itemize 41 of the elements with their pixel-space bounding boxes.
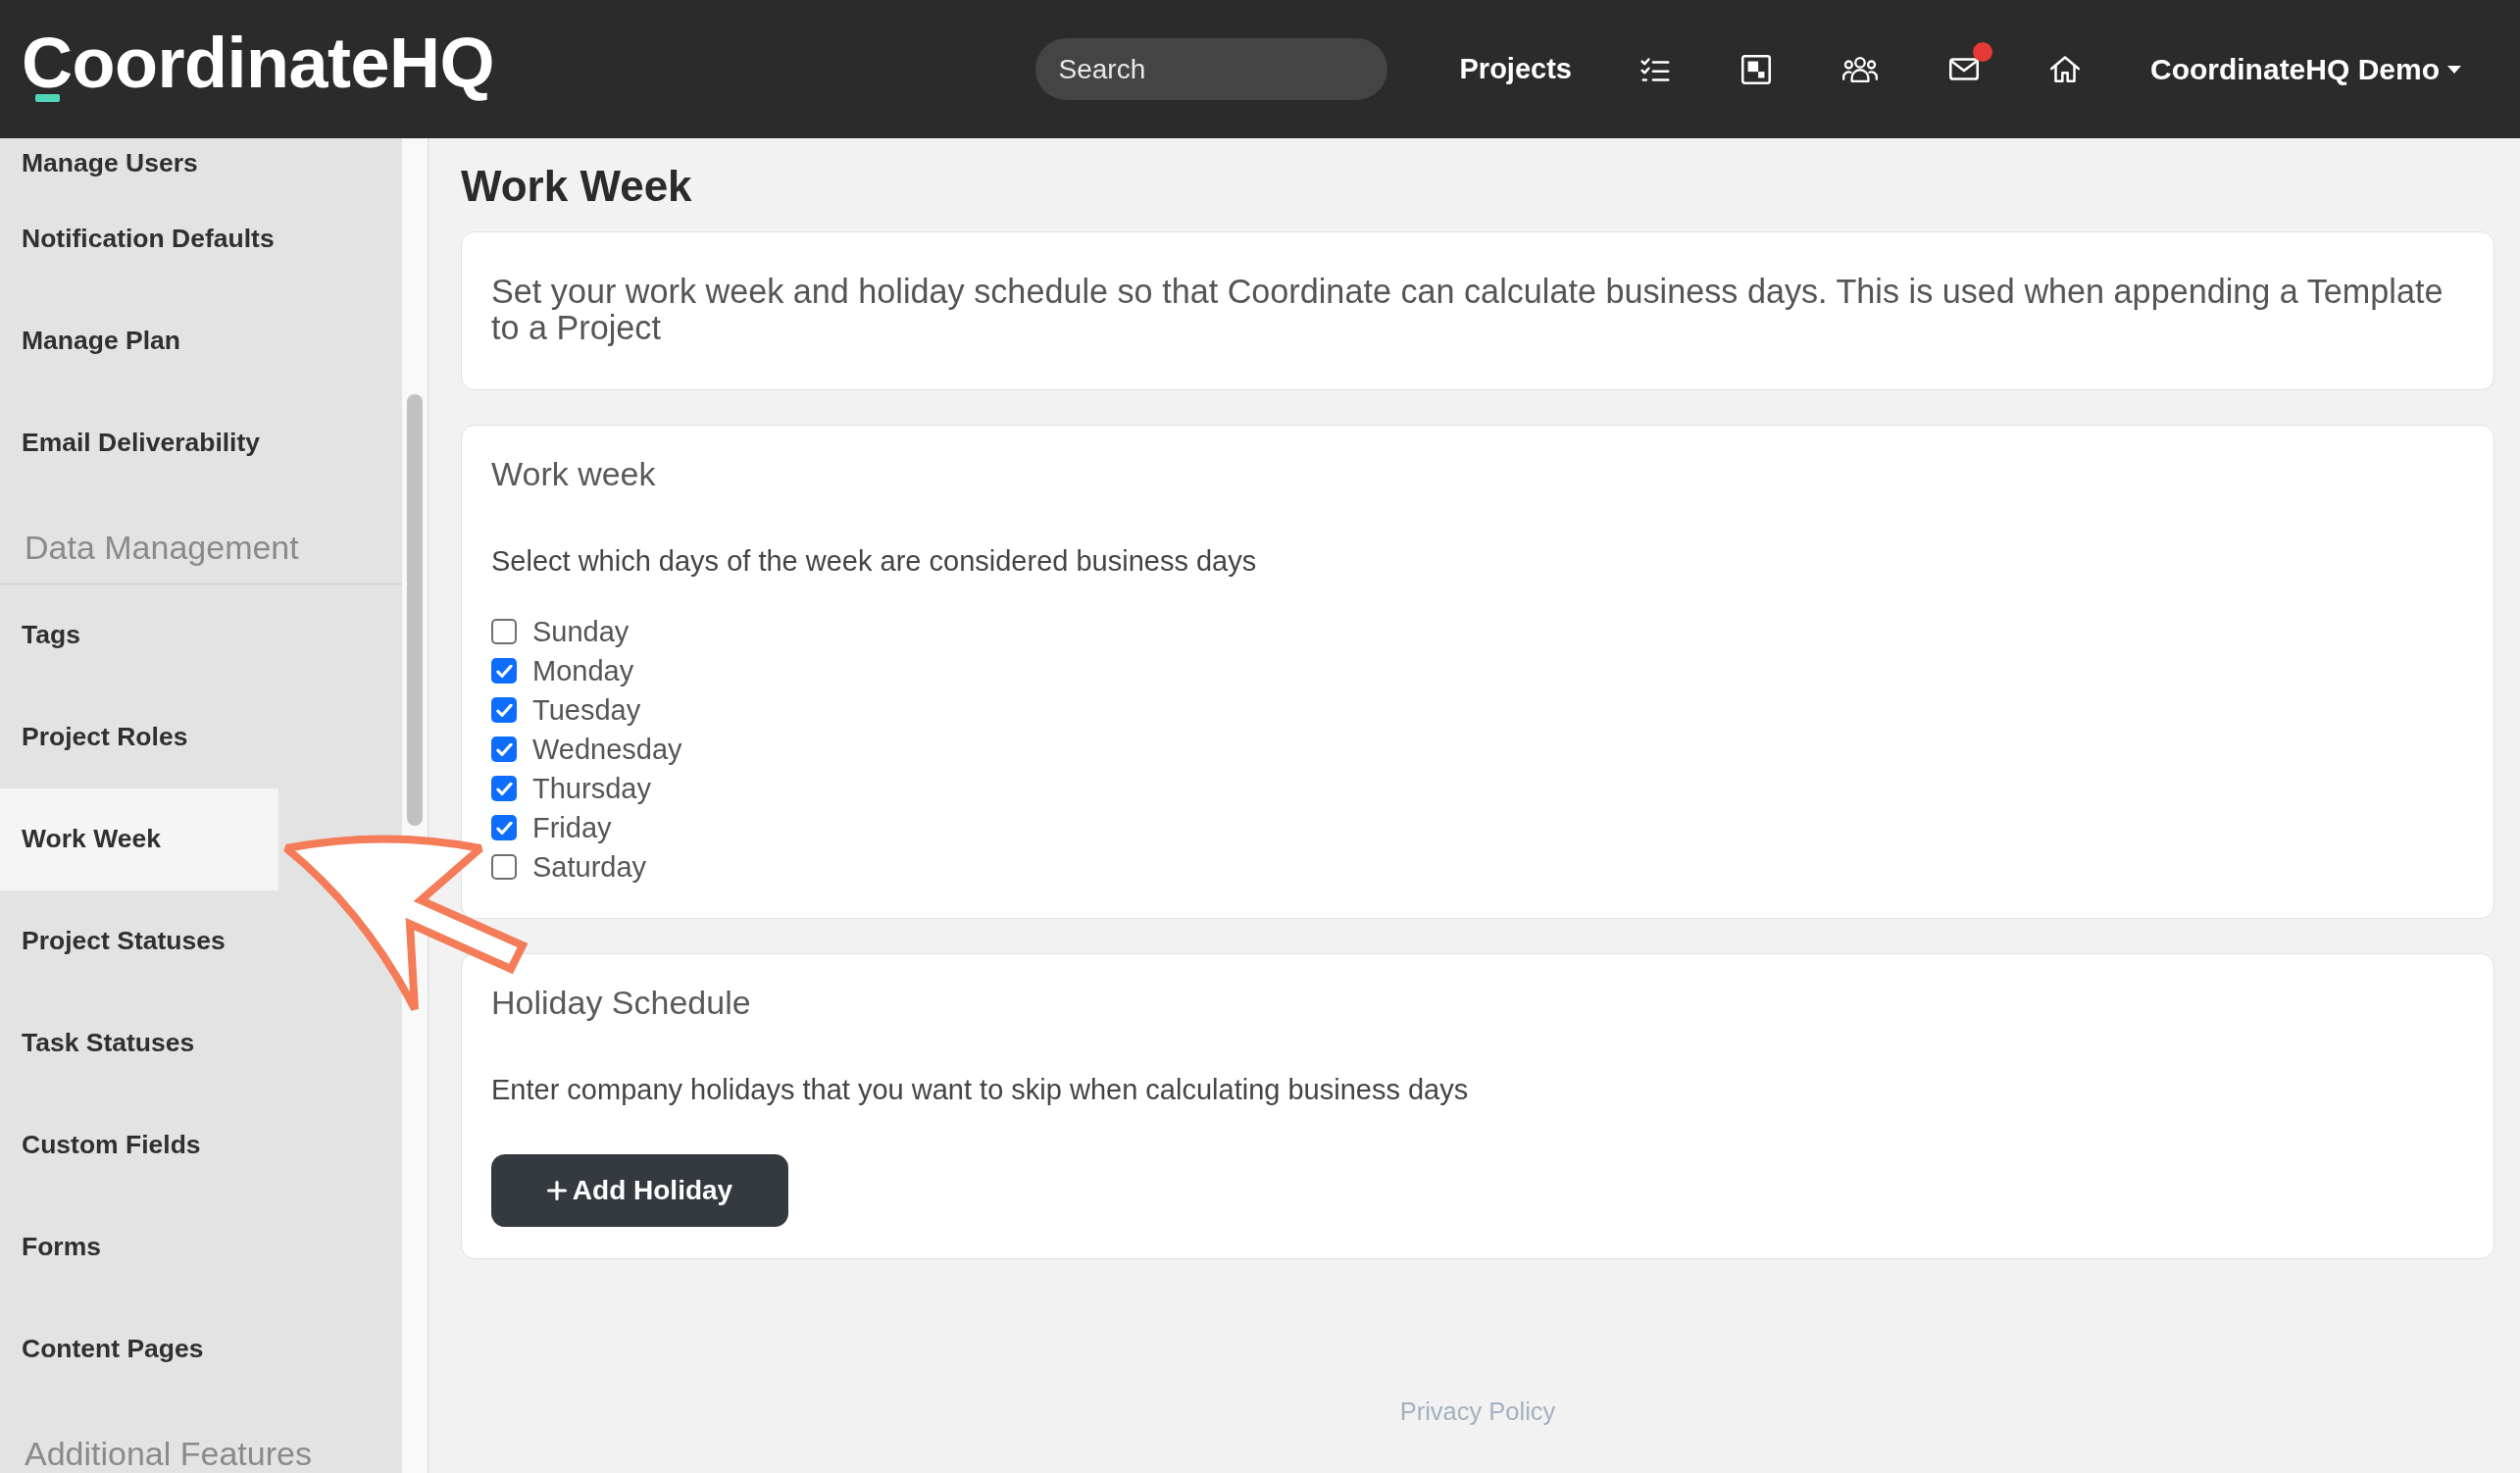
home-icon[interactable] (2049, 56, 2080, 82)
section-description: Enter company holidays that you want to skip when calculating business days (491, 1074, 1470, 1105)
day-label: Monday (532, 654, 634, 687)
checkmark-icon (495, 782, 513, 795)
section-heading: Work week (491, 455, 657, 492)
day-label: Thursday (532, 772, 651, 805)
scrollbar-thumb[interactable] (407, 394, 423, 826)
checkmark-icon (495, 703, 513, 717)
add-holiday-button[interactable]: Add Holiday (491, 1154, 788, 1227)
checkmark-icon (495, 664, 513, 678)
sidebar-section-header: Additional Features (25, 1437, 313, 1470)
mail-icon[interactable] (1948, 58, 1979, 80)
section-heading: Holiday Schedule (491, 984, 752, 1021)
plus-icon (546, 1181, 567, 1200)
checkbox[interactable] (491, 776, 517, 801)
day-label: Friday (532, 811, 612, 844)
search-field[interactable]: Search (1034, 38, 1387, 100)
checkbox[interactable] (491, 619, 517, 644)
section-description: Select which days of the week are considered business days (491, 545, 1258, 577)
accent-dash-icon (35, 93, 60, 102)
checkmark-icon (495, 821, 513, 835)
intro-text: Set your work week and holiday schedule so that Coordinate can calculate business days. This is used when appending a Template to a Project (491, 274, 2444, 346)
checkmark-icon (495, 742, 513, 756)
sidebar-item[interactable]: Work Week (0, 788, 278, 890)
day-label: Saturday (532, 850, 647, 884)
caret-icon (2447, 65, 2461, 74)
checkbox[interactable] (491, 658, 517, 684)
checklist-icon[interactable] (1639, 57, 1670, 81)
checkbox[interactable] (491, 697, 517, 723)
checkbox[interactable] (491, 815, 517, 840)
boxed-squares-icon[interactable] (1740, 54, 1771, 84)
day-label: Sunday (532, 615, 630, 648)
nav-link[interactable]: Projects (1459, 47, 1572, 91)
user-menu[interactable]: CoordinateHQ Demo (2149, 47, 2461, 91)
team-icon[interactable] (1841, 56, 1878, 82)
checkbox[interactable] (491, 736, 517, 762)
checkbox[interactable] (491, 854, 517, 880)
page-title: Work Week (461, 162, 693, 211)
day-label: Wednesday (532, 733, 682, 766)
sidebar-section-header: Data Management (25, 531, 300, 564)
day-label: Tuesday (532, 693, 641, 727)
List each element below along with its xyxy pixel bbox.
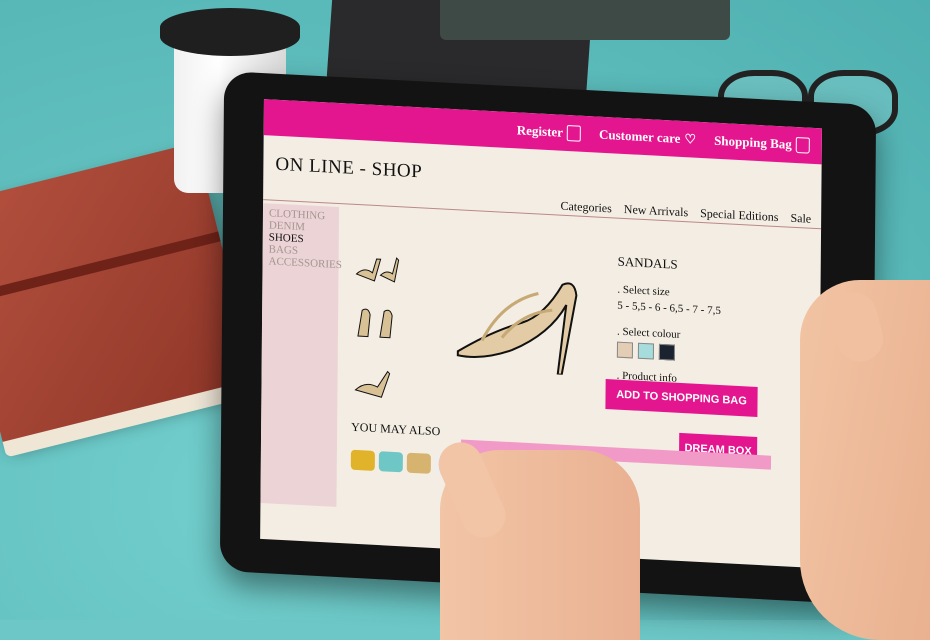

----------

* **WHAT THE TASK ASKS**:
Rewrite every row above, replacing "day-label" with "weekday-label" and keeping everything else the same. Leave the pictures out.

* **COMPLETE OUTPUT**:
itemize 41 of the elements with their pixel-space bounding boxes.
home-icon[interactable] (2049, 56, 2080, 82)
section-description: Enter company holidays that you want to skip when calculating business days (491, 1074, 1470, 1105)
weekday-label: Monday (532, 654, 634, 687)
checkmark-icon (495, 782, 513, 795)
section-heading: Work week (491, 455, 657, 492)
weekday-label: Thursday (532, 772, 651, 805)
scrollbar-thumb[interactable] (407, 394, 423, 826)
checkmark-icon (495, 703, 513, 717)
add-holiday-button[interactable]: Add Holiday (491, 1154, 788, 1227)
checkmark-icon (495, 664, 513, 678)
sidebar-section-header: Additional Features (25, 1437, 313, 1470)
mail-icon[interactable] (1948, 58, 1979, 80)
section-heading: Holiday Schedule (491, 984, 752, 1021)
plus-icon (546, 1181, 567, 1200)
checkbox[interactable] (491, 776, 517, 801)
weekday-label: Friday (532, 811, 612, 844)
search-field[interactable]: Search (1034, 38, 1387, 100)
checkbox[interactable] (491, 619, 517, 644)
section-description: Select which days of the week are considered business days (491, 545, 1258, 577)
accent-dash-icon (35, 93, 60, 102)
checkmark-icon (495, 821, 513, 835)
intro-text: Set your work week and holiday schedule so that Coordinate can calculate business days. This is used when appending a Template to a Project (491, 274, 2444, 346)
checkmark-icon (495, 742, 513, 756)
sidebar-item[interactable]: Work Week (0, 788, 278, 890)
weekday-label: Saturday (532, 850, 647, 884)
caret-icon (2447, 65, 2461, 74)
checkbox[interactable] (491, 658, 517, 684)
checklist-icon[interactable] (1639, 57, 1670, 81)
checkbox[interactable] (491, 697, 517, 723)
checkbox[interactable] (491, 815, 517, 840)
boxed-squares-icon[interactable] (1740, 54, 1771, 84)
weekday-label: Sunday (532, 615, 630, 648)
nav-link[interactable]: Projects (1459, 47, 1572, 91)
user-menu[interactable]: CoordinateHQ Demo (2149, 47, 2461, 91)
team-icon[interactable] (1841, 56, 1878, 82)
checkbox[interactable] (491, 736, 517, 762)
checkbox[interactable] (491, 854, 517, 880)
page-title: Work Week (461, 162, 693, 211)
weekday-label: Wednesday (532, 733, 682, 766)
sidebar-section-header: Data Management (25, 531, 300, 564)
weekday-label: Tuesday (532, 693, 641, 727)
List each element below along with its xyxy pixel bbox.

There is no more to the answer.